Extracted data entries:
▼▼▼

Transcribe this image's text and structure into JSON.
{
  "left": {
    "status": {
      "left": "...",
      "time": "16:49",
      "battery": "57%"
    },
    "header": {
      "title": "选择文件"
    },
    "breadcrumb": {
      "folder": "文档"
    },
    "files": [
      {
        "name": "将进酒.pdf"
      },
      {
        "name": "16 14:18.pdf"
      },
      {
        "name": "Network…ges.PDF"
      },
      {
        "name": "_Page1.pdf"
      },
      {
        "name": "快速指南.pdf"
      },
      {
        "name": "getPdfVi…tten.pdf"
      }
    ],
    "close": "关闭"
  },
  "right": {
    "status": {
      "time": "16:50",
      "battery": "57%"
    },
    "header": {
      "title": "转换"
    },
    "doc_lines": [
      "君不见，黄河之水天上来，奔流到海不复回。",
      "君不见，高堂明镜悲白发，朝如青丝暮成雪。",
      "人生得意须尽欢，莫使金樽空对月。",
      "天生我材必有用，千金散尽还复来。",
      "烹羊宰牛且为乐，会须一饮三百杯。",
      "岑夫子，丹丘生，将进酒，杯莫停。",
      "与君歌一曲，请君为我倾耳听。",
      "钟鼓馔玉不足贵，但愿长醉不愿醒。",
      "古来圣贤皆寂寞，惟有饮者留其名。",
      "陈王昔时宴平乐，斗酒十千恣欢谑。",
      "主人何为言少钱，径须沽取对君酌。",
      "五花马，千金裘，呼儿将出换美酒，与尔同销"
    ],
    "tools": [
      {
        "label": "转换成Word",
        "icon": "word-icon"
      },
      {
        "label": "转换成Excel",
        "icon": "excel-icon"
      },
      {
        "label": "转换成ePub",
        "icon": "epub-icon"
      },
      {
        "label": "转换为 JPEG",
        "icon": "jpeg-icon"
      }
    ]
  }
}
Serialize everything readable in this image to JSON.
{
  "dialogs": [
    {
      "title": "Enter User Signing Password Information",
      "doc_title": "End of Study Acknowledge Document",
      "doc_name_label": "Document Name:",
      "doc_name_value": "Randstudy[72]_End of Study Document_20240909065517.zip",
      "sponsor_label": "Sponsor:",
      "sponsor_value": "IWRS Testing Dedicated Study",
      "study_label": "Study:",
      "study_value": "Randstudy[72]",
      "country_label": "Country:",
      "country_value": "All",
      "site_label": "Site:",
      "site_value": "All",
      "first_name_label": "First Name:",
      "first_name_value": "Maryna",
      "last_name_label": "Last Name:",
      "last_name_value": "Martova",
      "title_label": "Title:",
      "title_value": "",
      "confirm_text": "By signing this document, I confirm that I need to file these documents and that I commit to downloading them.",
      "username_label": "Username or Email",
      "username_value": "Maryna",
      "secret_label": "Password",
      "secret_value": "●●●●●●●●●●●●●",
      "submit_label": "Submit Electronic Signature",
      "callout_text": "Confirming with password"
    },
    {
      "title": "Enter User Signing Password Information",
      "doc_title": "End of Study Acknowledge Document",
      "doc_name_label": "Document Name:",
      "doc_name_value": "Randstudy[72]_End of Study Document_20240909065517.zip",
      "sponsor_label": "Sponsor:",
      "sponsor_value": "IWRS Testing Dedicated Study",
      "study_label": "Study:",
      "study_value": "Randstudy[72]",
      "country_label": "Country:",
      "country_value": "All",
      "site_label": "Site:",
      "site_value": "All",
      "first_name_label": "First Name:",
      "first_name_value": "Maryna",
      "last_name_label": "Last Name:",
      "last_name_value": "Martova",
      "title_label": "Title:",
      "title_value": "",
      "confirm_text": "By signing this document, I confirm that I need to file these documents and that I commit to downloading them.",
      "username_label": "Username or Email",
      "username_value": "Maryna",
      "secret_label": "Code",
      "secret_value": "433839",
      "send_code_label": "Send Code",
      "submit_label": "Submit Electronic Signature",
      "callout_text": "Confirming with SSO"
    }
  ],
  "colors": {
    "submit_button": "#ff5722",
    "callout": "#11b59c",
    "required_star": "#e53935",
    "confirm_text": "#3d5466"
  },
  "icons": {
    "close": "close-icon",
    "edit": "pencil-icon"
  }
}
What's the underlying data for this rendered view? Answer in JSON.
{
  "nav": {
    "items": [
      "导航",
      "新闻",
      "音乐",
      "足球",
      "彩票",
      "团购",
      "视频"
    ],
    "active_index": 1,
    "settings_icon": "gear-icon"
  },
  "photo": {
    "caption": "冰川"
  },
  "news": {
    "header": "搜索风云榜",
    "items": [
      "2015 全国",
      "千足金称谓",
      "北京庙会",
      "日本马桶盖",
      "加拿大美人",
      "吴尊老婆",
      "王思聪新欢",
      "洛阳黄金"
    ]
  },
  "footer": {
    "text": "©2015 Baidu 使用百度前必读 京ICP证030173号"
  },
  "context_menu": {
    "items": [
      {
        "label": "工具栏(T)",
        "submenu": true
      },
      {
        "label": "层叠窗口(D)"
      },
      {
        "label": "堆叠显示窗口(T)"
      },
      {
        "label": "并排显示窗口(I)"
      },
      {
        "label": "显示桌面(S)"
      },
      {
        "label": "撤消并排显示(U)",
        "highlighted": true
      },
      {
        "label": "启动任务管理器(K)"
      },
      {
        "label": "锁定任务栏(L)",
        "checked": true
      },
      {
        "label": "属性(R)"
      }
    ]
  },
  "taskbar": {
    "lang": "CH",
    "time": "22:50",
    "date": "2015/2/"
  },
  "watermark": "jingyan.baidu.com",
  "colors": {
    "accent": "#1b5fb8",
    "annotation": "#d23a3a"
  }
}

▲▲▲
▼▼▼

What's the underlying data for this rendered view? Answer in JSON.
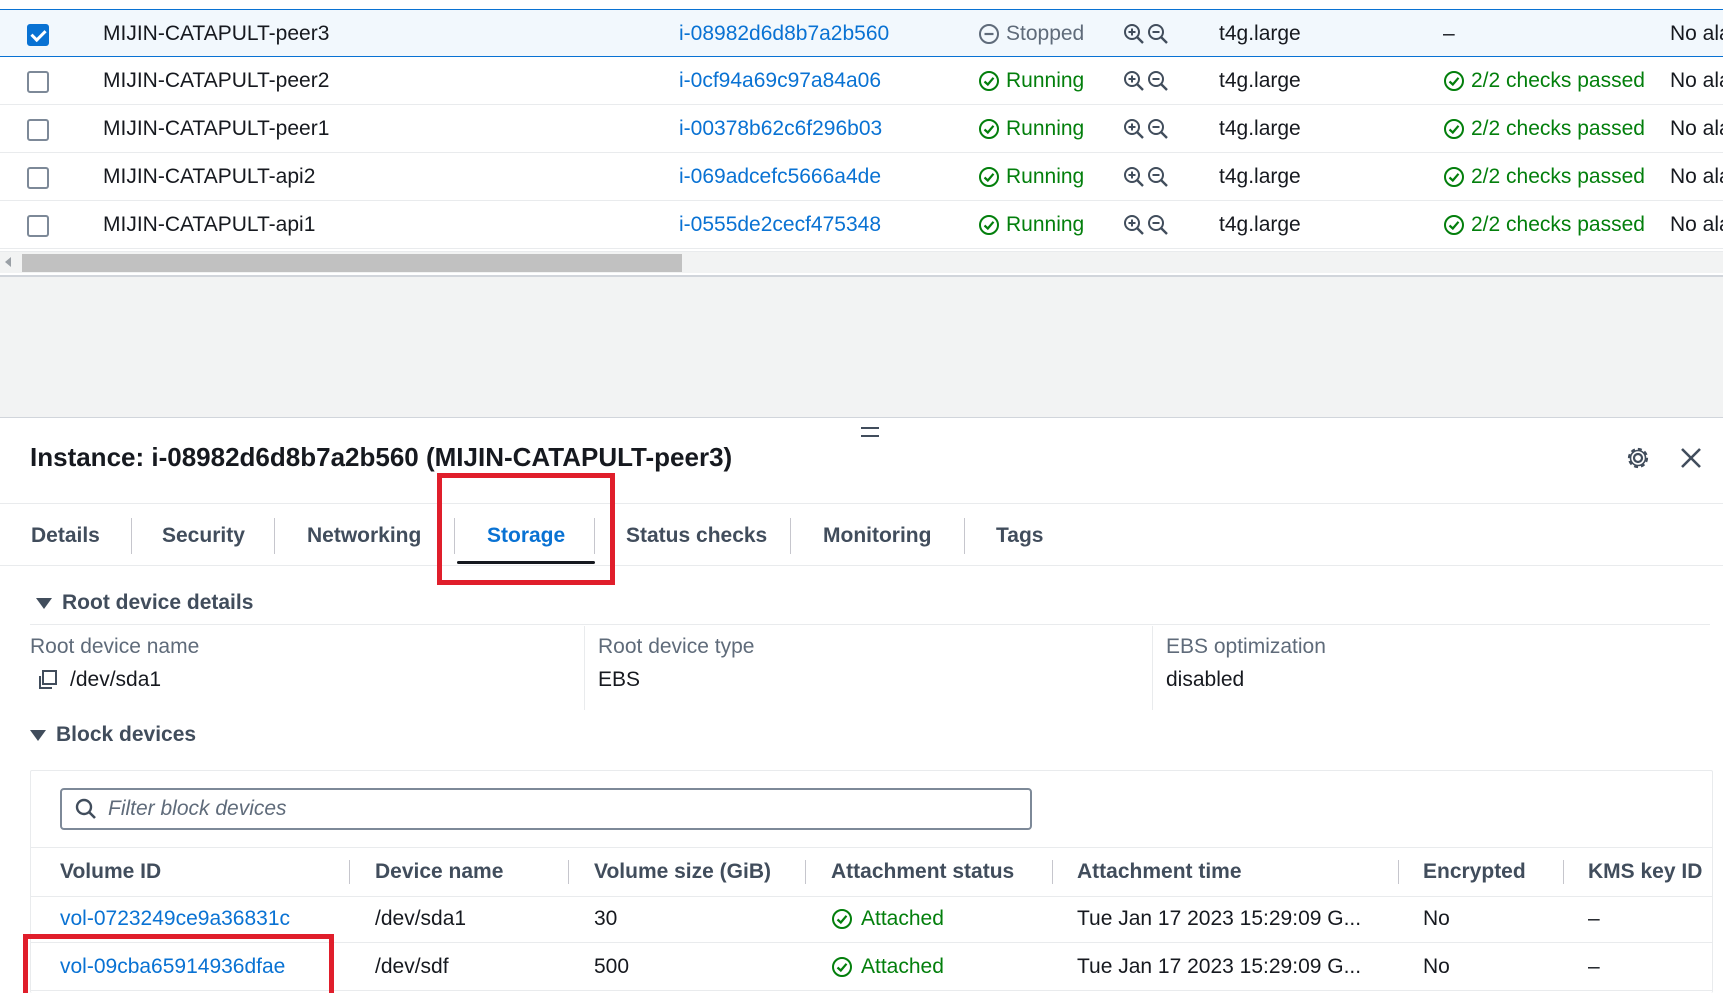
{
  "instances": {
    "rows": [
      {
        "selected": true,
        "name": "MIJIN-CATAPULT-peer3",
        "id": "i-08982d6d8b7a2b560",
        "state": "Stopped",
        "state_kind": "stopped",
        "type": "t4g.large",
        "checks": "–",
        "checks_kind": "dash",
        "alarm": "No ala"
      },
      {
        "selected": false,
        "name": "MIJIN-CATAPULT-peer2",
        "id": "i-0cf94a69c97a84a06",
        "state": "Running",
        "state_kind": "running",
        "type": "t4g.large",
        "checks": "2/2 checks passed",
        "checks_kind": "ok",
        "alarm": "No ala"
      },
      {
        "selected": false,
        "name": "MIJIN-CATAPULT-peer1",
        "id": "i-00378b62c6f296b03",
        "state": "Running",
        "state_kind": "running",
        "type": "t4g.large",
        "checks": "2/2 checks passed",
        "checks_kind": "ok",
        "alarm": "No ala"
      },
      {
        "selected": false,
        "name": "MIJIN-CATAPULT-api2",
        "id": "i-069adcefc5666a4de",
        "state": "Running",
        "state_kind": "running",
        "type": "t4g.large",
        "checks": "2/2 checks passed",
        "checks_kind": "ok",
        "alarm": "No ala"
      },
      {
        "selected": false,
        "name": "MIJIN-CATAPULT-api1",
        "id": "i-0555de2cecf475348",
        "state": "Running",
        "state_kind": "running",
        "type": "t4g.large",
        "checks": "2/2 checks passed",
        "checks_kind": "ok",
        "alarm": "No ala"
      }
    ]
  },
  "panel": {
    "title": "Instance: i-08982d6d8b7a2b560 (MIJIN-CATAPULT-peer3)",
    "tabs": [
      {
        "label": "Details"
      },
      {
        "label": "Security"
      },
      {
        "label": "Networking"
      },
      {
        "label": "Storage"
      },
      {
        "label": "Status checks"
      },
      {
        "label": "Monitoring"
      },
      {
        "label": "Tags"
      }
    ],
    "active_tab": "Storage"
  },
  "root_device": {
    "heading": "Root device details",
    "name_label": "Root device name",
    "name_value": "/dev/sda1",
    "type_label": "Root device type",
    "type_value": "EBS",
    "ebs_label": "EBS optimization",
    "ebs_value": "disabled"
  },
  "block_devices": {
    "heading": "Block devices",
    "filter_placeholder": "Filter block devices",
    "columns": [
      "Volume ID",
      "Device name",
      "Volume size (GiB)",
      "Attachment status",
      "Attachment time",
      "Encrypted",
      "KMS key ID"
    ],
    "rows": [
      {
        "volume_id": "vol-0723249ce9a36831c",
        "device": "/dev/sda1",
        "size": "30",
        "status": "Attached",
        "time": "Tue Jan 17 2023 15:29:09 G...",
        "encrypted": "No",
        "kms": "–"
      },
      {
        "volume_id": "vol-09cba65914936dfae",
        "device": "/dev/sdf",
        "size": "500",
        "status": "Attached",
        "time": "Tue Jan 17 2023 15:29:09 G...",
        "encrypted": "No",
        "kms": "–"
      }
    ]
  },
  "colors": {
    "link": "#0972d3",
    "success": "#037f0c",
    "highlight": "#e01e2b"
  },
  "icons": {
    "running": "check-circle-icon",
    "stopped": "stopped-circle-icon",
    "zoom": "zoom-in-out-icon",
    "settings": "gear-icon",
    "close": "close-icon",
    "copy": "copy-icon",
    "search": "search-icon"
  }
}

▲▲▲
▼▼▼

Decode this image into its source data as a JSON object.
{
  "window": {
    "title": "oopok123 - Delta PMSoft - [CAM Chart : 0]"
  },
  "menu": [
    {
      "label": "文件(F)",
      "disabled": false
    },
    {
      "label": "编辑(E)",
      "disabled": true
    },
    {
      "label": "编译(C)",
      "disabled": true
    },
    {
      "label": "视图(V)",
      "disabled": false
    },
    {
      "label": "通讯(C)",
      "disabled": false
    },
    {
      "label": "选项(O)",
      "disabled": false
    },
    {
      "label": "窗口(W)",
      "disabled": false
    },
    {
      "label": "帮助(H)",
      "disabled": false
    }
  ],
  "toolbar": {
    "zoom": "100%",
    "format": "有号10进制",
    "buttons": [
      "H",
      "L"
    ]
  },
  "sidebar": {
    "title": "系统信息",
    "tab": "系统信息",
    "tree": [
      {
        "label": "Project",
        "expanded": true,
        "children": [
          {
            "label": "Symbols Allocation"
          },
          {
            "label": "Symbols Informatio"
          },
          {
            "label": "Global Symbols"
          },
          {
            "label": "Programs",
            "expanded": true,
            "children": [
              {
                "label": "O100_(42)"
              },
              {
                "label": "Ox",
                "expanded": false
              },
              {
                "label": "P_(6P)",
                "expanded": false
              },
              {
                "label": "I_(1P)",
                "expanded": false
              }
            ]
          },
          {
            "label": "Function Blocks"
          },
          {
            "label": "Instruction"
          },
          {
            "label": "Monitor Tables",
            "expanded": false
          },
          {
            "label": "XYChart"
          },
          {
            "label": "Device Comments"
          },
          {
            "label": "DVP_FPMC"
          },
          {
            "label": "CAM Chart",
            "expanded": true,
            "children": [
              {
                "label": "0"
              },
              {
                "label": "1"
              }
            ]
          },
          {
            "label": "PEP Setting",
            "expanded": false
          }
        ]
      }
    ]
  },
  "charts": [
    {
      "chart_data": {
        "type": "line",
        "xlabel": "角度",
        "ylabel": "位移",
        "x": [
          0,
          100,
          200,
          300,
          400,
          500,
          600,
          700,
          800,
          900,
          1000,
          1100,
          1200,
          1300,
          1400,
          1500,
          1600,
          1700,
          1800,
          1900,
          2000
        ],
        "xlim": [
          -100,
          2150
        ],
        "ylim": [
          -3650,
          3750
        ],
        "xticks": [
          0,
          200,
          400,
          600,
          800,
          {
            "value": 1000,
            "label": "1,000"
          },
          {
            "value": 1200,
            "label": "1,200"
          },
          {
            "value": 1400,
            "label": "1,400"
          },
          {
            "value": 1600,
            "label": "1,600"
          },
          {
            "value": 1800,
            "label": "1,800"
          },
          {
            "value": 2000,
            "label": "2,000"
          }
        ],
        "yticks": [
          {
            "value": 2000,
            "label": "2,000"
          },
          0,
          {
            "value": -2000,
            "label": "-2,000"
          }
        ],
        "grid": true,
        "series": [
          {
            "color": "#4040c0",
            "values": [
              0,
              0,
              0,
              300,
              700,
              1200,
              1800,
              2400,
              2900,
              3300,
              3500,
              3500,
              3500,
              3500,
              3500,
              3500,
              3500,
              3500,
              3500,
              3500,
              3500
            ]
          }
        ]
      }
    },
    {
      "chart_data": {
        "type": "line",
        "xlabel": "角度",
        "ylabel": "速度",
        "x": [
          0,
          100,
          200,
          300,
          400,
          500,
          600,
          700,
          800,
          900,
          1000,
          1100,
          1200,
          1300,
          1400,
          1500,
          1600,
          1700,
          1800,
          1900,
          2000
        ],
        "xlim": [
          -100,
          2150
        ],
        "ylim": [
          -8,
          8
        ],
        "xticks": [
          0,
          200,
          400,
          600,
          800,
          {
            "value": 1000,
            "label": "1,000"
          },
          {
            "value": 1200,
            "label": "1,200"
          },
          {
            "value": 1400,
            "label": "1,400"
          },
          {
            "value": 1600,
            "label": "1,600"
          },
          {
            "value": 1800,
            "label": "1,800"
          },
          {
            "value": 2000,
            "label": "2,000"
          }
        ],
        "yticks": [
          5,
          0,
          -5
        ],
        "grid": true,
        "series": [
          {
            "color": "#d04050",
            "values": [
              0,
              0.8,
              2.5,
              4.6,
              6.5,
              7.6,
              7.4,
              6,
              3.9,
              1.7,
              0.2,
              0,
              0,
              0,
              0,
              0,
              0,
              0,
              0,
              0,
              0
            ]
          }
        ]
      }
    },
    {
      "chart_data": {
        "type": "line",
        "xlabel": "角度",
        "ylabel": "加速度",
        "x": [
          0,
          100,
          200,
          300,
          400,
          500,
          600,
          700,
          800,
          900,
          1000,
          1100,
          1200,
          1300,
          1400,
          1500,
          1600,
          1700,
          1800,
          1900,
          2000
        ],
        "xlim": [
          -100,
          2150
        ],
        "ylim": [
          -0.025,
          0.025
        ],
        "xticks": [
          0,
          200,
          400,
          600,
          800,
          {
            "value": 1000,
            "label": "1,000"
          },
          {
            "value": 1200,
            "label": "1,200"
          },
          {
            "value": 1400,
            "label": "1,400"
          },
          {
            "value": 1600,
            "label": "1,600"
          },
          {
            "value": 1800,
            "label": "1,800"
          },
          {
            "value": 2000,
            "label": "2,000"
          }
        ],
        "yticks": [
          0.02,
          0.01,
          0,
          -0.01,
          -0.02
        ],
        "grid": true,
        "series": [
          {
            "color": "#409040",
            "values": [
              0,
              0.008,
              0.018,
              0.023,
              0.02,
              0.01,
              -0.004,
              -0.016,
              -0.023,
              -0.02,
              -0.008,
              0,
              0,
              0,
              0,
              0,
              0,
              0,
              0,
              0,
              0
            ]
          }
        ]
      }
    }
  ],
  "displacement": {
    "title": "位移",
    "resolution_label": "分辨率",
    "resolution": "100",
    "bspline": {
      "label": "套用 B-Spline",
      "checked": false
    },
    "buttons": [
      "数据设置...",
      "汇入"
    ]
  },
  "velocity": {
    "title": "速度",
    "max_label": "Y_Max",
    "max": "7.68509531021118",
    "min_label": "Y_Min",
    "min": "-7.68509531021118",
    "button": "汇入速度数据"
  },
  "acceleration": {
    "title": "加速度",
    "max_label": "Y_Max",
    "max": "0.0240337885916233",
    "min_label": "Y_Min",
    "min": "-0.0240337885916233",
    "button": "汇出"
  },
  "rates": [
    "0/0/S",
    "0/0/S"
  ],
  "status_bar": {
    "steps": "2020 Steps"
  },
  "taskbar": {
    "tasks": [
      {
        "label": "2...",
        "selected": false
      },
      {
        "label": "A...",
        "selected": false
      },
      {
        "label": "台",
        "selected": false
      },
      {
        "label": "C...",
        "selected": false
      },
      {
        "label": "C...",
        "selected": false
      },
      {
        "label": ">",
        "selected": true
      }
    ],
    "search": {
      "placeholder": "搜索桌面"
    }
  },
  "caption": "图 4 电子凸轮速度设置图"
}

▲▲▲

Job:
Copy out every line in the entries above that holds "CATAPULT".

Finished task:
        "name": "MIJIN-CATAPULT-peer3",
        "name": "MIJIN-CATAPULT-peer2",
        "name": "MIJIN-CATAPULT-peer1",
        "name": "MIJIN-CATAPULT-api2",
        "name": "MIJIN-CATAPULT-api1",
    "title": "Instance: i-08982d6d8b7a2b560 (MIJIN-CATAPULT-peer3)",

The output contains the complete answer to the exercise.